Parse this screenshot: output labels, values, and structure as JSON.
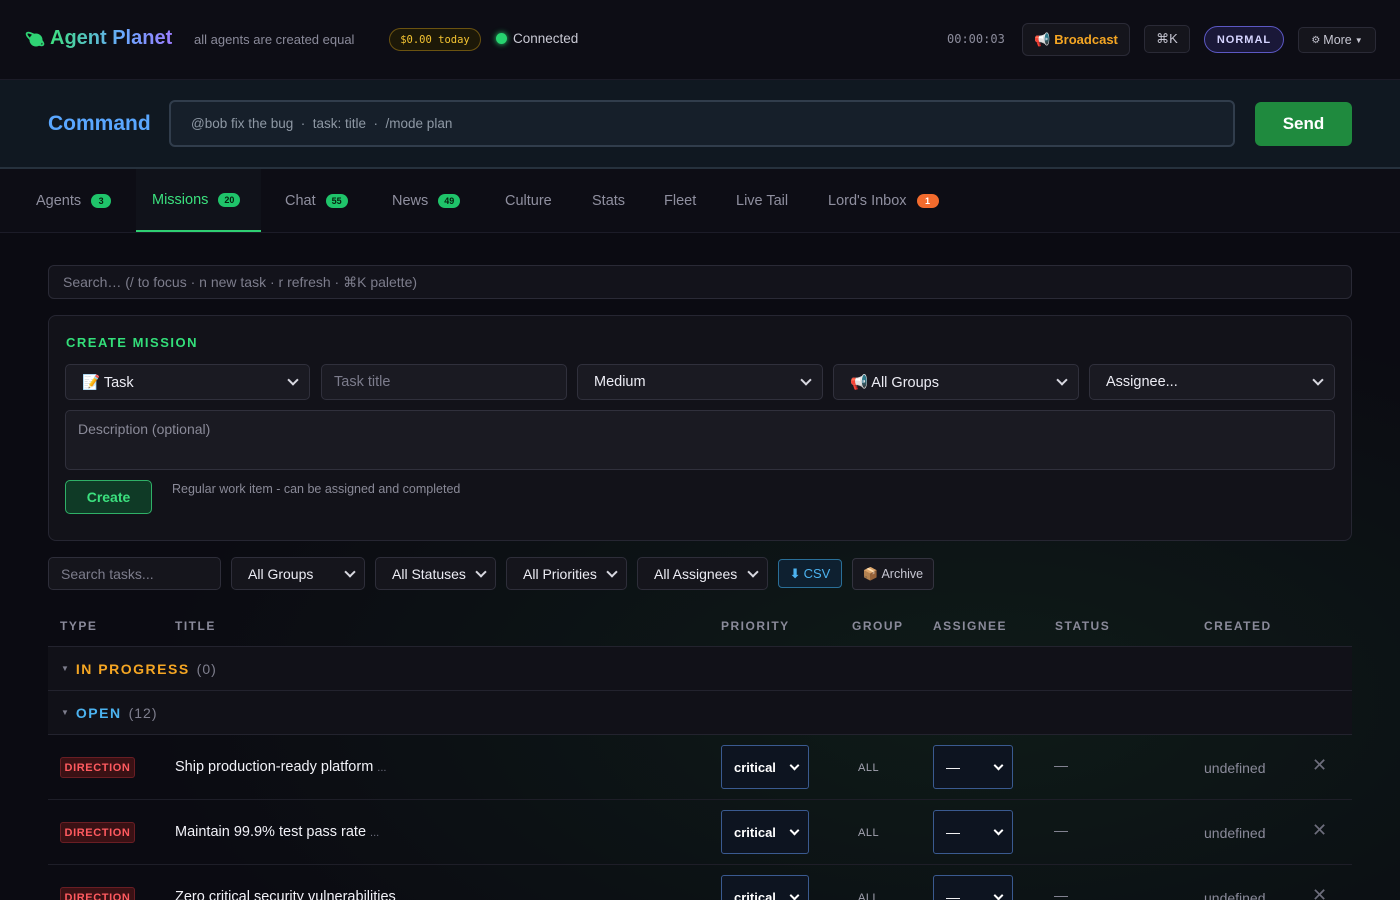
{
  "header": {
    "brand": "Agent Planet",
    "tagline": "all agents are created equal",
    "cost": "$0.00 today",
    "connection": "Connected",
    "timer": "00:00:03",
    "broadcast_label": "Broadcast",
    "cmdk_label": "⌘K",
    "mode": "NORMAL",
    "more_label": "More",
    "colors": {
      "accent": "#3ee07f",
      "warning": "#f5a623"
    }
  },
  "command": {
    "label": "Command",
    "placeholder": "@bob fix the bug  ·  task: title  ·  /mode plan",
    "send_label": "Send"
  },
  "tabs": [
    {
      "label": "Agents",
      "badge": "3"
    },
    {
      "label": "Missions",
      "badge": "20"
    },
    {
      "label": "Chat",
      "badge": "55"
    },
    {
      "label": "News",
      "badge": "49"
    },
    {
      "label": "Culture"
    },
    {
      "label": "Stats"
    },
    {
      "label": "Fleet"
    },
    {
      "label": "Live Tail"
    },
    {
      "label": "Lord's Inbox",
      "badge": "1"
    }
  ],
  "search": {
    "placeholder": "Search… (/ to focus · n new task · r refresh · ⌘K palette)"
  },
  "create": {
    "title": "CREATE MISSION",
    "type": "📝 Task",
    "title_placeholder": "Task title",
    "priority": "Medium",
    "group": "📢 All Groups",
    "assignee": "Assignee...",
    "description_placeholder": "Description (optional)",
    "create_label": "Create",
    "hint": "Regular work item - can be assigned and completed"
  },
  "filters": {
    "search_placeholder": "Search tasks...",
    "groups": "All Groups",
    "statuses": "All Statuses",
    "priorities": "All Priorities",
    "assignees": "All Assignees",
    "csv_label": "CSV",
    "archive_label": "Archive"
  },
  "table": {
    "headers": {
      "type": "TYPE",
      "title": "TITLE",
      "priority": "PRIORITY",
      "group": "GROUP",
      "assignee": "ASSIGNEE",
      "status": "STATUS",
      "created": "CREATED"
    },
    "groups": [
      {
        "label": "IN PROGRESS",
        "count": "(0)",
        "color": "#f5a623"
      },
      {
        "label": "OPEN",
        "count": "(12)",
        "color": "#4cb3f0"
      }
    ],
    "rows": [
      {
        "type": "DIRECTION",
        "title": "Ship production-ready platform",
        "ellipsis": "...",
        "priority": "critical",
        "group": "ALL",
        "assignee": "—",
        "status": "—",
        "created": "undefined"
      },
      {
        "type": "DIRECTION",
        "title": "Maintain 99.9% test pass rate",
        "ellipsis": "...",
        "priority": "critical",
        "group": "ALL",
        "assignee": "—",
        "status": "—",
        "created": "undefined"
      },
      {
        "type": "DIRECTION",
        "title": "Zero critical security vulnerabilities",
        "ellipsis": "",
        "priority": "critical",
        "group": "ALL",
        "assignee": "—",
        "status": "—",
        "created": "undefined"
      }
    ]
  }
}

____

> [What is being asked] Leave the pictures out, and print every line of the listing exactly as written.

> [The response]
Parse this screenshot: output labels, values, and structure as JSON.
{
  "header": {
    "brand": "Agent Planet",
    "tagline": "all agents are created equal",
    "cost": "$0.00 today",
    "connection": "Connected",
    "timer": "00:00:03",
    "broadcast_label": "Broadcast",
    "cmdk_label": "⌘K",
    "mode": "NORMAL",
    "more_label": "More",
    "colors": {
      "accent": "#3ee07f",
      "warning": "#f5a623"
    }
  },
  "command": {
    "label": "Command",
    "placeholder": "@bob fix the bug  ·  task: title  ·  /mode plan",
    "send_label": "Send"
  },
  "tabs": [
    {
      "label": "Agents",
      "badge": "3"
    },
    {
      "label": "Missions",
      "badge": "20"
    },
    {
      "label": "Chat",
      "badge": "55"
    },
    {
      "label": "News",
      "badge": "49"
    },
    {
      "label": "Culture"
    },
    {
      "label": "Stats"
    },
    {
      "label": "Fleet"
    },
    {
      "label": "Live Tail"
    },
    {
      "label": "Lord's Inbox",
      "badge": "1"
    }
  ],
  "search": {
    "placeholder": "Search… (/ to focus · n new task · r refresh · ⌘K palette)"
  },
  "create": {
    "title": "CREATE MISSION",
    "type": "📝 Task",
    "title_placeholder": "Task title",
    "priority": "Medium",
    "group": "📢 All Groups",
    "assignee": "Assignee...",
    "description_placeholder": "Description (optional)",
    "create_label": "Create",
    "hint": "Regular work item - can be assigned and completed"
  },
  "filters": {
    "search_placeholder": "Search tasks...",
    "groups": "All Groups",
    "statuses": "All Statuses",
    "priorities": "All Priorities",
    "assignees": "All Assignees",
    "csv_label": "CSV",
    "archive_label": "Archive"
  },
  "table": {
    "headers": {
      "type": "TYPE",
      "title": "TITLE",
      "priority": "PRIORITY",
      "group": "GROUP",
      "assignee": "ASSIGNEE",
      "status": "STATUS",
      "created": "CREATED"
    },
    "groups": [
      {
        "label": "IN PROGRESS",
        "count": "(0)",
        "color": "#f5a623"
      },
      {
        "label": "OPEN",
        "count": "(12)",
        "color": "#4cb3f0"
      }
    ],
    "rows": [
      {
        "type": "DIRECTION",
        "title": "Ship production-ready platform",
        "ellipsis": "...",
        "priority": "critical",
        "group": "ALL",
        "assignee": "—",
        "status": "—",
        "created": "undefined"
      },
      {
        "type": "DIRECTION",
        "title": "Maintain 99.9% test pass rate",
        "ellipsis": "...",
        "priority": "critical",
        "group": "ALL",
        "assignee": "—",
        "status": "—",
        "created": "undefined"
      },
      {
        "type": "DIRECTION",
        "title": "Zero critical security vulnerabilities",
        "ellipsis": "",
        "priority": "critical",
        "group": "ALL",
        "assignee": "—",
        "status": "—",
        "created": "undefined"
      }
    ]
  }
}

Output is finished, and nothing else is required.